▸ PROBLEM STATEMENT
The listing below is to be output in its exact form.

▸ RECORD SET
________________________

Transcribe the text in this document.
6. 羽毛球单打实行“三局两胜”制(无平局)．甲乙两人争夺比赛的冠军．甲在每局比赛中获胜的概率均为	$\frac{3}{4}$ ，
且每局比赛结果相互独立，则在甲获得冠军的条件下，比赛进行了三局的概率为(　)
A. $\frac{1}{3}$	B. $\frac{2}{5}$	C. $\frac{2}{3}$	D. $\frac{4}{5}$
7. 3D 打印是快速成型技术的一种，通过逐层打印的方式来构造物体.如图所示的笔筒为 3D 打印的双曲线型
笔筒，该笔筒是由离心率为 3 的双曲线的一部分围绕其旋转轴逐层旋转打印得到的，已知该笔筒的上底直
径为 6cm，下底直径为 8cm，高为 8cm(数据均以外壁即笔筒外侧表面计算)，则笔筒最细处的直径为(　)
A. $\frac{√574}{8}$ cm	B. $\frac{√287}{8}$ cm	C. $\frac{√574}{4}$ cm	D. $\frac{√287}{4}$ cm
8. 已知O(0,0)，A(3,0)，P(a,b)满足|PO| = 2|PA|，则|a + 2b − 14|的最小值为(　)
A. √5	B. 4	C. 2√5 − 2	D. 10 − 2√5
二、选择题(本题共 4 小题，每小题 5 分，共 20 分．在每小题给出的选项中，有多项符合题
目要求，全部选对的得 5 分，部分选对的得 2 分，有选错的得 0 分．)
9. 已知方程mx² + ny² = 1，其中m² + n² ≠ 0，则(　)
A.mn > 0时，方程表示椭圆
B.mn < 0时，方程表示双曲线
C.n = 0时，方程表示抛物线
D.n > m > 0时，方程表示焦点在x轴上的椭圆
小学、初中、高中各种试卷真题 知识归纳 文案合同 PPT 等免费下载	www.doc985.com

________________________

▸ REPLY TO THE EXERCISE
Transcribe the text in this document.
6. 羽毛球单打实行“三局两胜”制(无平局)．甲乙两人争夺比赛的冠军．甲在每局比赛中获胜的概率均为	$\frac{3}{4}$ ，
且每局比赛结果相互独立，则在甲获得冠军的条件下，比赛进行了三局的概率为(　)
A. $\frac{1}{3}$	B. $\frac{2}{5}$	C. $\frac{2}{3}$	D. $\frac{4}{5}$
7. 3D 打印是快速成型技术的一种，通过逐层打印的方式来构造物体.如图所示的笔筒为 3D 打印的双曲线型
笔筒，该笔筒是由离心率为 3 的双曲线的一部分围绕其旋转轴逐层旋转打印得到的，已知该笔筒的上底直
径为 6cm，下底直径为 8cm，高为 8cm(数据均以外壁即笔筒外侧表面计算)，则笔筒最细处的直径为(　)
A. $\frac{√574}{8}$ cm	B. $\frac{√287}{8}$ cm	C. $\frac{√574}{4}$ cm	D. $\frac{√287}{4}$ cm
8. 已知O(0,0)，A(3,0)，P(a,b)满足|PO| = 2|PA|，则|a + 2b − 14|的最小值为(　)
A. √5	B. 4	C. 2√5 − 2	D. 10 − 2√5
二、选择题(本题共 4 小题，每小题 5 分，共 20 分．在每小题给出的选项中，有多项符合题
目要求，全部选对的得 5 分，部分选对的得 2 分，有选错的得 0 分．)
9. 已知方程mx² + ny² = 1，其中m² + n² ≠ 0，则(　)
A.mn > 0时，方程表示椭圆
B.mn < 0时，方程表示双曲线
C.n = 0时，方程表示抛物线
D.n > m > 0时，方程表示焦点在x轴上的椭圆
小学、初中、高中各种试卷真题 知识归纳 文案合同 PPT 等免费下载	www.doc985.com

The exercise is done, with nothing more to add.